Return the listing below word for word.
[begin DATA IN THIS EXERCISE]
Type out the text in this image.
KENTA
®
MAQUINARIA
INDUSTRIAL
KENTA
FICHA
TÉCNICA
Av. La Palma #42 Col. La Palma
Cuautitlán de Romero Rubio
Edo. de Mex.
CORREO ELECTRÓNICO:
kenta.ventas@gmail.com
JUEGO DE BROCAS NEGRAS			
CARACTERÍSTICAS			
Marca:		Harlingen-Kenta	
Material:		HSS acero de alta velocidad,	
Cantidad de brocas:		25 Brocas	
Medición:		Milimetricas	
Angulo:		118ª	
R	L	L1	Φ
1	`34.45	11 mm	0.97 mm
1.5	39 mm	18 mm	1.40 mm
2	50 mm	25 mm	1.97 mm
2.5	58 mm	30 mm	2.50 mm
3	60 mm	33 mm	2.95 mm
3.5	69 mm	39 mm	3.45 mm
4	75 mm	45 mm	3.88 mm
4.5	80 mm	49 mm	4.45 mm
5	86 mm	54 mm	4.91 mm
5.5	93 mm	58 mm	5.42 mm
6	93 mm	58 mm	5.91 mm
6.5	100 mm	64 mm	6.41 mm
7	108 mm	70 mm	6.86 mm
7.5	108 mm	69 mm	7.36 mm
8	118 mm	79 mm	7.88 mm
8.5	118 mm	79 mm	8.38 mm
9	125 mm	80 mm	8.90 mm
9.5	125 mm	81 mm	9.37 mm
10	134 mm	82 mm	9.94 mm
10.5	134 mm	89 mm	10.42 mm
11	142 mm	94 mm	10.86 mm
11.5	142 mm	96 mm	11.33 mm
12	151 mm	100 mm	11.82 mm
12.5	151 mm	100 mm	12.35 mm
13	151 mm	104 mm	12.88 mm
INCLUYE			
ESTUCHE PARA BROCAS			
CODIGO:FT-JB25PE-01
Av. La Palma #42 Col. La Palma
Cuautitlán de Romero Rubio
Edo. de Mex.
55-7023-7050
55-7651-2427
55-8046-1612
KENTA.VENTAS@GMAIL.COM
[end DATA IN THIS EXERCISE]
▶ **SOLUTION TO THE PROBLEM**:
Type out the text in this image.
KENTA
®
MAQUINARIA
INDUSTRIAL
KENTA
FICHA
TÉCNICA
Av. La Palma #42 Col. La Palma
Cuautitlán de Romero Rubio
Edo. de Mex.
CORREO ELECTRÓNICO:
kenta.ventas@gmail.com
JUEGO DE BROCAS NEGRAS			
CARACTERÍSTICAS			
Marca:		Harlingen-Kenta	
Material:		HSS acero de alta velocidad,	
Cantidad de brocas:		25 Brocas	
Medición:		Milimetricas	
Angulo:		118ª	
R	L	L1	Φ
1	`34.45	11 mm	0.97 mm
1.5	39 mm	18 mm	1.40 mm
2	50 mm	25 mm	1.97 mm
2.5	58 mm	30 mm	2.50 mm
3	60 mm	33 mm	2.95 mm
3.5	69 mm	39 mm	3.45 mm
4	75 mm	45 mm	3.88 mm
4.5	80 mm	49 mm	4.45 mm
5	86 mm	54 mm	4.91 mm
5.5	93 mm	58 mm	5.42 mm
6	93 mm	58 mm	5.91 mm
6.5	100 mm	64 mm	6.41 mm
7	108 mm	70 mm	6.86 mm
7.5	108 mm	69 mm	7.36 mm
8	118 mm	79 mm	7.88 mm
8.5	118 mm	79 mm	8.38 mm
9	125 mm	80 mm	8.90 mm
9.5	125 mm	81 mm	9.37 mm
10	134 mm	82 mm	9.94 mm
10.5	134 mm	89 mm	10.42 mm
11	142 mm	94 mm	10.86 mm
11.5	142 mm	96 mm	11.33 mm
12	151 mm	100 mm	11.82 mm
12.5	151 mm	100 mm	12.35 mm
13	151 mm	104 mm	12.88 mm
INCLUYE			
ESTUCHE PARA BROCAS			
CODIGO:FT-JB25PE-01
Av. La Palma #42 Col. La Palma
Cuautitlán de Romero Rubio
Edo. de Mex.
55-7023-7050
55-7651-2427
55-8046-1612
KENTA.VENTAS@GMAIL.COM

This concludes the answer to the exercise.